-- Start The records --

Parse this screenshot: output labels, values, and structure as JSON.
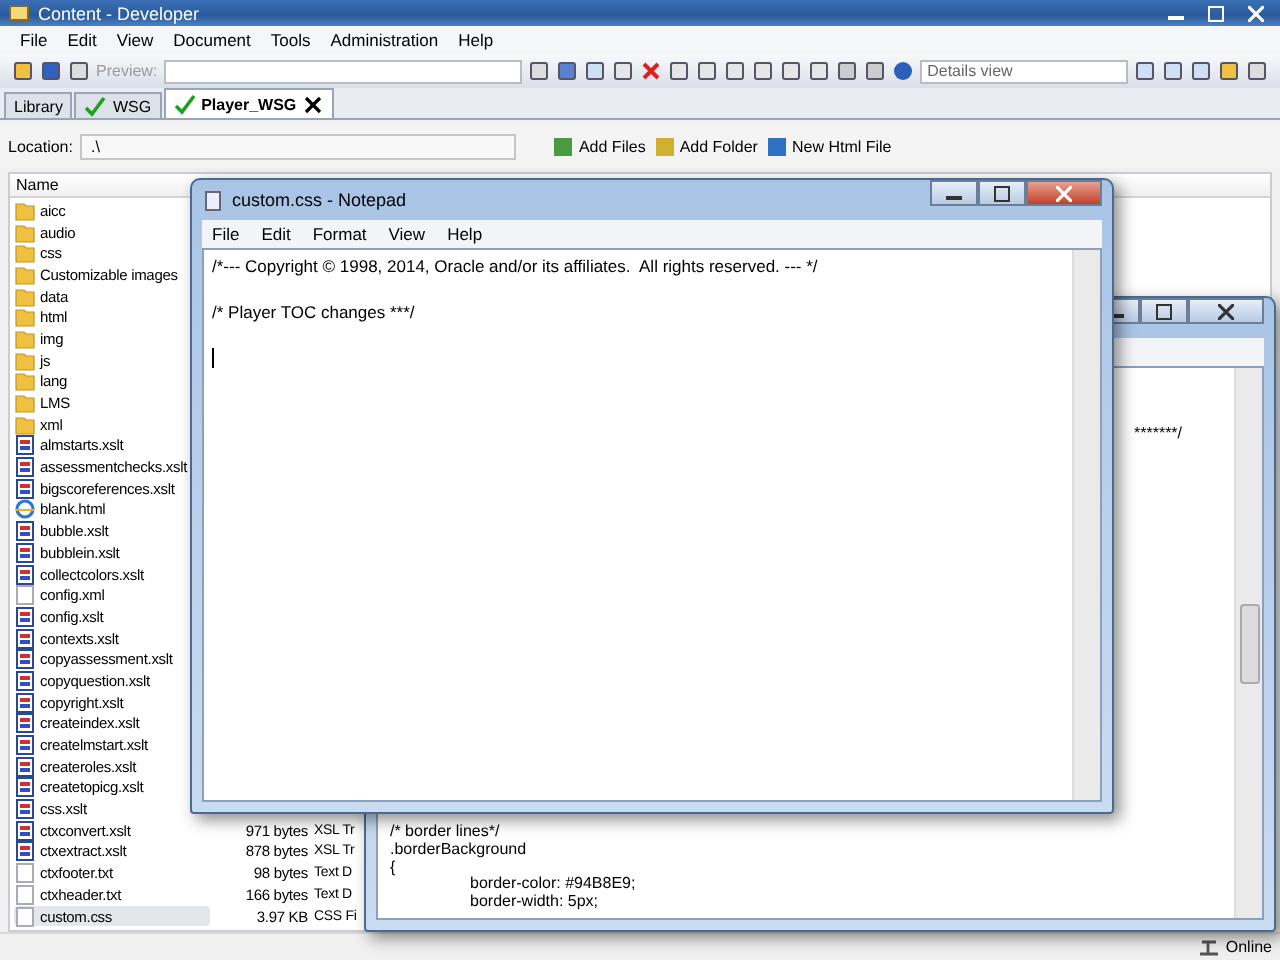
{
  "window": {
    "title": "Content - Developer"
  },
  "menu": [
    "File",
    "Edit",
    "View",
    "Document",
    "Tools",
    "Administration",
    "Help"
  ],
  "toolbar": {
    "preview_label": "Preview:",
    "view_select": "Details view"
  },
  "tabs": [
    {
      "label": "Library",
      "selected": false,
      "checked": false,
      "closable": false
    },
    {
      "label": "WSG",
      "selected": false,
      "checked": true,
      "closable": false
    },
    {
      "label": "Player_WSG",
      "selected": true,
      "checked": true,
      "closable": true
    }
  ],
  "location": {
    "label": "Location:",
    "value": ".\\"
  },
  "actions": [
    "Add Files",
    "Add Folder",
    "New Html File"
  ],
  "table": {
    "columns": [
      "Name"
    ],
    "rows": [
      {
        "name": "aicc",
        "kind": "folder",
        "selected": false
      },
      {
        "name": "audio",
        "kind": "folder",
        "selected": false
      },
      {
        "name": "css",
        "kind": "folder",
        "selected": false
      },
      {
        "name": "Customizable images",
        "kind": "folder",
        "selected": false
      },
      {
        "name": "data",
        "kind": "folder",
        "selected": false
      },
      {
        "name": "html",
        "kind": "folder",
        "selected": false
      },
      {
        "name": "img",
        "kind": "folder",
        "selected": false
      },
      {
        "name": "js",
        "kind": "folder",
        "selected": false
      },
      {
        "name": "lang",
        "kind": "folder",
        "selected": false
      },
      {
        "name": "LMS",
        "kind": "folder",
        "selected": false
      },
      {
        "name": "xml",
        "kind": "folder",
        "selected": false
      },
      {
        "name": "almstarts.xslt",
        "kind": "xslt",
        "selected": false
      },
      {
        "name": "assessmentchecks.xslt",
        "kind": "xslt",
        "selected": false
      },
      {
        "name": "bigscoreferences.xslt",
        "kind": "xslt",
        "selected": false
      },
      {
        "name": "blank.html",
        "kind": "html",
        "selected": false
      },
      {
        "name": "bubble.xslt",
        "kind": "xslt",
        "selected": false
      },
      {
        "name": "bubblein.xslt",
        "kind": "xslt",
        "selected": false
      },
      {
        "name": "collectcolors.xslt",
        "kind": "xslt",
        "selected": false
      },
      {
        "name": "config.xml",
        "kind": "text",
        "selected": false
      },
      {
        "name": "config.xslt",
        "kind": "xslt",
        "selected": false
      },
      {
        "name": "contexts.xslt",
        "kind": "xslt",
        "selected": false
      },
      {
        "name": "copyassessment.xslt",
        "kind": "xslt",
        "selected": false
      },
      {
        "name": "copyquestion.xslt",
        "kind": "xslt",
        "selected": false
      },
      {
        "name": "copyright.xslt",
        "kind": "xslt",
        "selected": false
      },
      {
        "name": "createindex.xslt",
        "kind": "xslt",
        "selected": false
      },
      {
        "name": "createlmstart.xslt",
        "kind": "xslt",
        "selected": false
      },
      {
        "name": "createroles.xslt",
        "kind": "xslt",
        "selected": false
      },
      {
        "name": "createtopicg.xslt",
        "kind": "xslt",
        "selected": false
      },
      {
        "name": "css.xslt",
        "kind": "xslt",
        "selected": false
      },
      {
        "name": "ctxconvert.xslt",
        "kind": "xslt",
        "size": "971 bytes",
        "type": "XSL Tr",
        "selected": false
      },
      {
        "name": "ctxextract.xslt",
        "kind": "xslt",
        "size": "878 bytes",
        "type": "XSL Tr",
        "selected": false
      },
      {
        "name": "ctxfooter.txt",
        "kind": "text",
        "size": "98 bytes",
        "type": "Text D",
        "selected": false
      },
      {
        "name": "ctxheader.txt",
        "kind": "text",
        "size": "166 bytes",
        "type": "Text D",
        "selected": false
      },
      {
        "name": "custom.css",
        "kind": "text",
        "size": "3.97 KB",
        "type": "CSS Fi",
        "selected": true
      }
    ]
  },
  "status_bar": {
    "text": "Online"
  },
  "back_editor": {
    "lines": [
      "*******/",
      "/* border lines*/",
      ".borderBackground",
      "{",
      "\tborder-color: #94B8E9;",
      "\tborder-width: 5px;"
    ]
  },
  "notepad": {
    "title": "custom.css - Notepad",
    "menu": [
      "File",
      "Edit",
      "Format",
      "View",
      "Help"
    ],
    "lines": [
      "/*--- Copyright © 1998, 2014, Oracle and/or its affiliates.  All rights reserved. --- */",
      "/* Player TOC changes ***/"
    ]
  }
}
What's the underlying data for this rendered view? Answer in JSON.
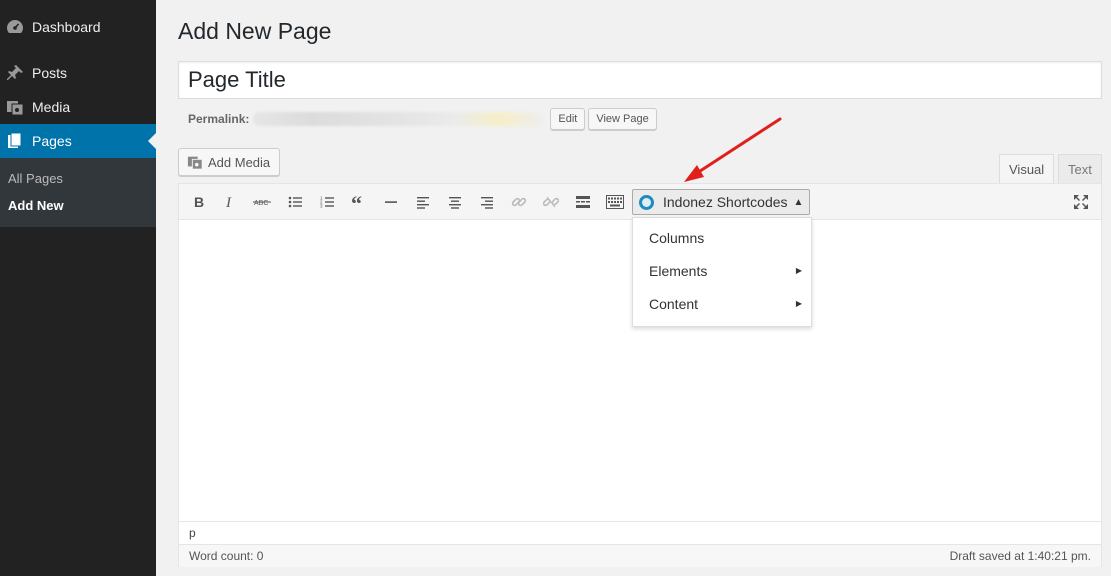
{
  "sidebar": {
    "items": [
      {
        "label": "Dashboard",
        "icon": "dashboard-icon"
      },
      {
        "label": "Posts",
        "icon": "pin-icon"
      },
      {
        "label": "Media",
        "icon": "media-icon"
      },
      {
        "label": "Pages",
        "icon": "pages-icon"
      }
    ],
    "submenu": [
      {
        "label": "All Pages"
      },
      {
        "label": "Add New"
      }
    ]
  },
  "header": {
    "title": "Add New Page"
  },
  "title_field": {
    "value": "Page Title"
  },
  "permalink": {
    "label": "Permalink:",
    "edit_label": "Edit",
    "view_label": "View Page"
  },
  "media": {
    "add_media_label": "Add Media"
  },
  "editor_tabs": {
    "visual": "Visual",
    "text": "Text"
  },
  "toolbar": {
    "buttons": [
      "bold-icon",
      "italic-icon",
      "strikethrough-icon",
      "bullet-list-icon",
      "numbered-list-icon",
      "blockquote-icon",
      "horizontal-line-icon",
      "align-left-icon",
      "align-center-icon",
      "align-right-icon",
      "link-icon",
      "unlink-icon",
      "read-more-icon",
      "toolbar-toggle-icon"
    ],
    "shortcodes_label": "Indonez Shortcodes",
    "fullscreen_icon": "expand-icon"
  },
  "shortcode_menu": {
    "items": [
      {
        "label": "Columns",
        "has_submenu": false
      },
      {
        "label": "Elements",
        "has_submenu": true
      },
      {
        "label": "Content",
        "has_submenu": true
      }
    ]
  },
  "editor": {
    "path": "p",
    "word_count": "Word count: 0",
    "draft_status": "Draft saved at 1:40:21 pm."
  },
  "colors": {
    "sidebar_bg": "#222222",
    "accent": "#0073aa",
    "annotation_arrow": "#e0201b"
  }
}
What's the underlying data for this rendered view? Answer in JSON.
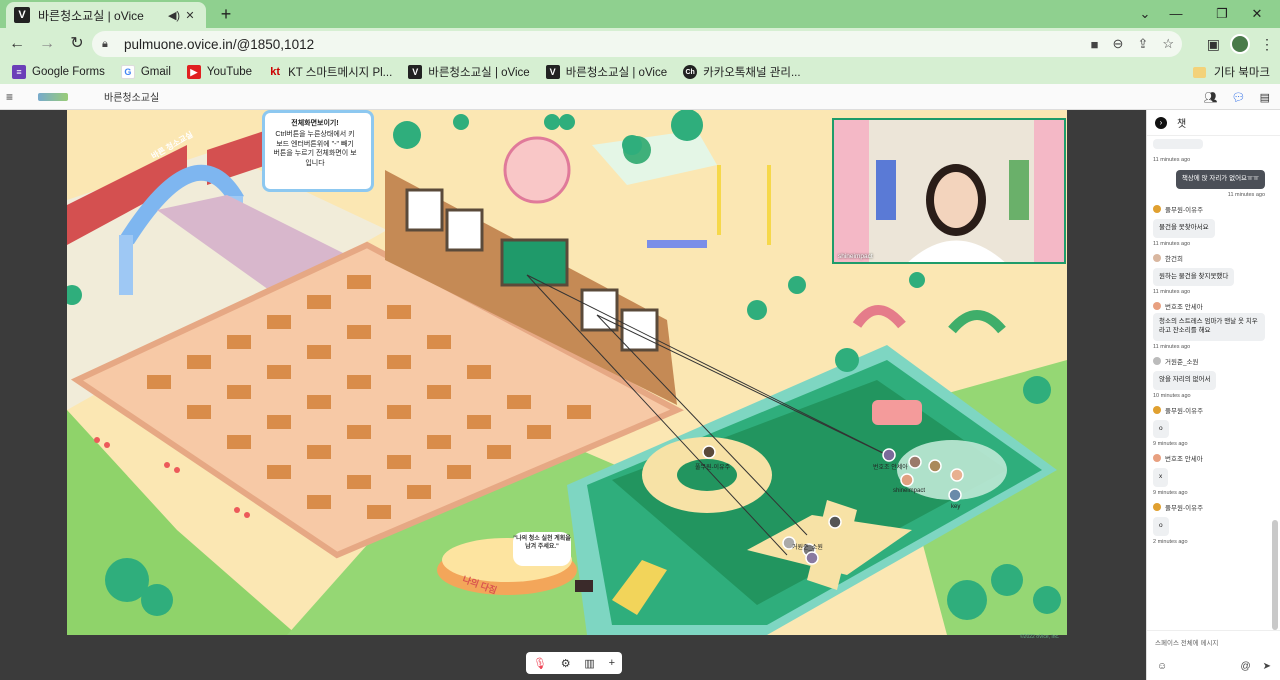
{
  "browser": {
    "tab_title": "바른청소교실 | oVice",
    "tab_favicon": "V",
    "url": "pulmuone.ovice.in/@1850,1012",
    "window_controls": [
      "minimize",
      "maximize",
      "close"
    ]
  },
  "bookmarks": [
    {
      "label": "Google Forms",
      "icon": "forms-icon",
      "color": "#6b3fb8"
    },
    {
      "label": "Gmail",
      "icon": "google-icon",
      "color": "#ffffff"
    },
    {
      "label": "YouTube",
      "icon": "youtube-icon",
      "color": "#e02020"
    },
    {
      "label": "KT 스마트메시지 Pl...",
      "icon": "kt-icon",
      "color": "#d6efd2"
    },
    {
      "label": "바른청소교실 | oVice",
      "icon": "ovice-icon",
      "color": "#222222"
    },
    {
      "label": "바른청소교실 | oVice",
      "icon": "ovice-icon",
      "color": "#222222"
    },
    {
      "label": "카카오톡채널 관리...",
      "icon": "kakao-icon",
      "color": "#222222"
    }
  ],
  "bookmarks_other": "기타 북마크",
  "app": {
    "space_name": "바른청소교실"
  },
  "map": {
    "notice_title": "전체화면보이기!",
    "notice_body": "Ctrl버튼을 누른상태에서 키보드 엔터버튼위에 \"-\" 빼기 버튼을 누르기 전체화면이 보입니다",
    "gate_sign": "바른 청소교실",
    "stage_sign": "나의 다짐",
    "speech_bubble": "\"나의 청소 실천 계획을 남겨 주세요.\"",
    "video_user": "shineimpact",
    "user_labels": [
      "풀무원-이유주",
      "shineimpact",
      "key",
      "번호조 안세아",
      "거원준_소원"
    ],
    "copyright": "©2022 oVice, Inc."
  },
  "chat": {
    "title": "챗",
    "messages": [
      {
        "sender": "",
        "text": "",
        "time": "11 minutes ago",
        "mine": false,
        "partial": true
      },
      {
        "sender": "",
        "text": "책상에 앉 자리가 없어요ㅠㅠ",
        "time": "11 minutes ago",
        "mine": true
      },
      {
        "sender": "풀무원-이유주",
        "text": "물건을 못찾아서요",
        "time": "11 minutes ago",
        "avatar": "#e0a030"
      },
      {
        "sender": "한건희",
        "text": "원하는 물건을 찾지못했다",
        "time": "11 minutes ago",
        "avatar": "#d9b7a0"
      },
      {
        "sender": "번호조 안세아",
        "text": "청소의 스트레스 엄마가 맨날 옷 치우라고 잔소리를 해요",
        "time": "11 minutes ago",
        "avatar": "#e8a080"
      },
      {
        "sender": "거원준_소원",
        "text": "앉을 자리의 없어서",
        "time": "10 minutes ago",
        "avatar": "#bbbbbb"
      },
      {
        "sender": "풀무원-이유주",
        "text": "o",
        "time": "9 minutes ago",
        "avatar": "#e0a030"
      },
      {
        "sender": "번호조 안세아",
        "text": "x",
        "time": "9 minutes ago",
        "avatar": "#e8a080"
      },
      {
        "sender": "풀무원-이유주",
        "text": "o",
        "time": "2 minutes ago",
        "avatar": "#e0a030"
      }
    ],
    "input_placeholder": "스페이스 전체에 메시지"
  },
  "colors": {
    "browser_frame": "#8fd08f",
    "toolbar": "#d6efd2",
    "accent": "#2a6be8",
    "map_green": "#2fae7c"
  }
}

-- End The records --

#### Exercise directions
Going through the records above, state how many lines carry "바른청소교실", with no other text.

#### Correct result
4